# start of EXTRACTED RECORDS

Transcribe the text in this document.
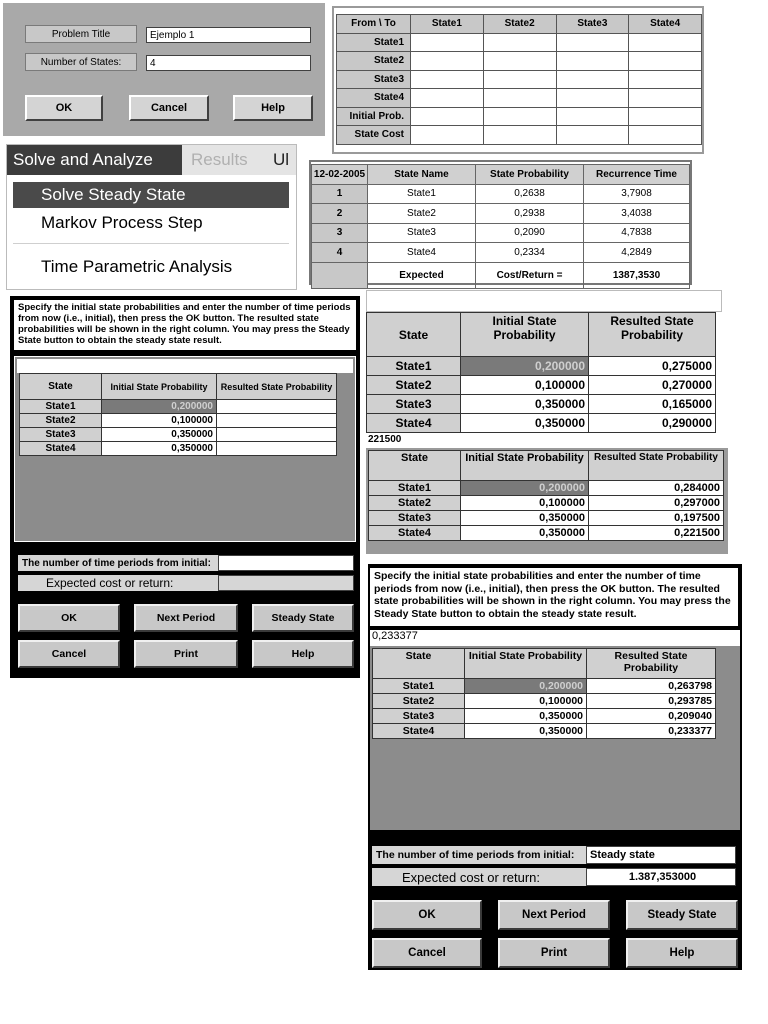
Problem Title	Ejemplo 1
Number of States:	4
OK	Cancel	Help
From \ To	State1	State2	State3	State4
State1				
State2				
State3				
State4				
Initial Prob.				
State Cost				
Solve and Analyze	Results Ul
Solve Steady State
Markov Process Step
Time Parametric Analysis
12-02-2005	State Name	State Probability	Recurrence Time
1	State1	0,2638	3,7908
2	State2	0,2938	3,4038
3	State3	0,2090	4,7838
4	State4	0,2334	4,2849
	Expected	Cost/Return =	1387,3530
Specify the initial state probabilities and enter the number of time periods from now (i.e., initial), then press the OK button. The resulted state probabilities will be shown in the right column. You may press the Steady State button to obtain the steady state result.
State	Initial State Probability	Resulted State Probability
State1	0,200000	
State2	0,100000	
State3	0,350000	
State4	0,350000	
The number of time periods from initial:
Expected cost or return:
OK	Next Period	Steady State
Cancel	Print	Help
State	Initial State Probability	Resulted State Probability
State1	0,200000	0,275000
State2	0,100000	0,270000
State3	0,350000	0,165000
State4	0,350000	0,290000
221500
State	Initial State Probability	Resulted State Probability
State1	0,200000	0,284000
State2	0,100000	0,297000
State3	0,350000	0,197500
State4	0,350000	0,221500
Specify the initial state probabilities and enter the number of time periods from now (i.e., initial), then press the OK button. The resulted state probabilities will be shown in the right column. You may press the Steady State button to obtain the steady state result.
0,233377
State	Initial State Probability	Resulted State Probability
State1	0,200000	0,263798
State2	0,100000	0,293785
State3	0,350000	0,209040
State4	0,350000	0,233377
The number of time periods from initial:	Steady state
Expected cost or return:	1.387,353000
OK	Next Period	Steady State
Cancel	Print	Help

# end of EXTRACTED RECORDS
# start of EXTRACTED RECORDS

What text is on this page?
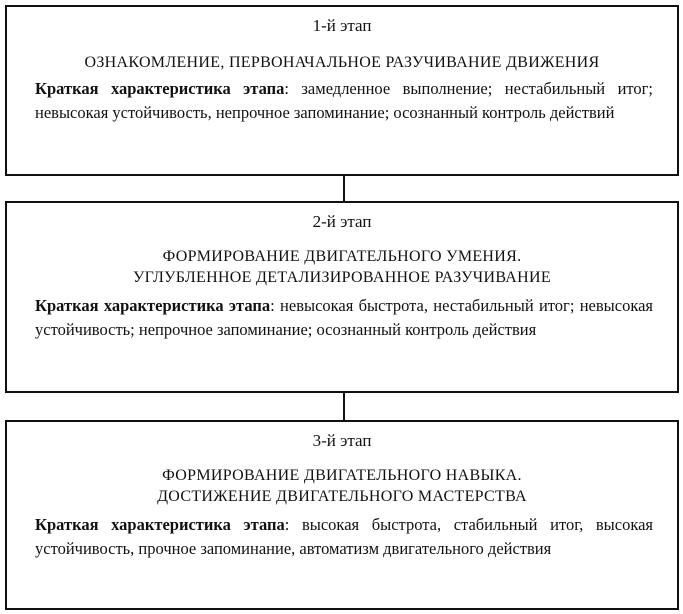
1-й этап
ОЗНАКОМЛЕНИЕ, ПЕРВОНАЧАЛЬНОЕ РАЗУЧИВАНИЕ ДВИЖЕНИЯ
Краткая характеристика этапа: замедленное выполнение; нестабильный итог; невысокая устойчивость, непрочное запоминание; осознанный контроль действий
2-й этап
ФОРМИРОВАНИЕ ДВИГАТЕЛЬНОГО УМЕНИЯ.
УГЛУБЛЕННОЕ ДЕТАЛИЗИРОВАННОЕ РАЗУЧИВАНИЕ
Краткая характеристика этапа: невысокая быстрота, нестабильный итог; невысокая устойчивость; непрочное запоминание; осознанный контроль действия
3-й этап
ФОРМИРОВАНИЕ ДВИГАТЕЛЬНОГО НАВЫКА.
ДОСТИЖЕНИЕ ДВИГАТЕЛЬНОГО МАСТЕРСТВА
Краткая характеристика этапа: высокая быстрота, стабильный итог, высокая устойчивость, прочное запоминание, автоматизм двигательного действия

# end of EXTRACTED RECORDS
# start of EXTRACTED RECORDS

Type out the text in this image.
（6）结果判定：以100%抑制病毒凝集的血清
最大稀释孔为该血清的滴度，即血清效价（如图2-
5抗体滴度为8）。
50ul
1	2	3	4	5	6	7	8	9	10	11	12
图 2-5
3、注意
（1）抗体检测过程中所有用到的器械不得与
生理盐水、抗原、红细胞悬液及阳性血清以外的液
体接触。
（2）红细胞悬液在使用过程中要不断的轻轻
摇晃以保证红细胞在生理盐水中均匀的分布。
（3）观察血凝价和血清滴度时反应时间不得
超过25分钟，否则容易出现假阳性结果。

# end of EXTRACTED RECORDS

■ PROBLEM REQUIREMENTS ■
Every line of the listing that holds "ФОРМИРОВАНИЕ" is to be counted; give only the resulting number.

■ SOLVED EXERCISE ■
2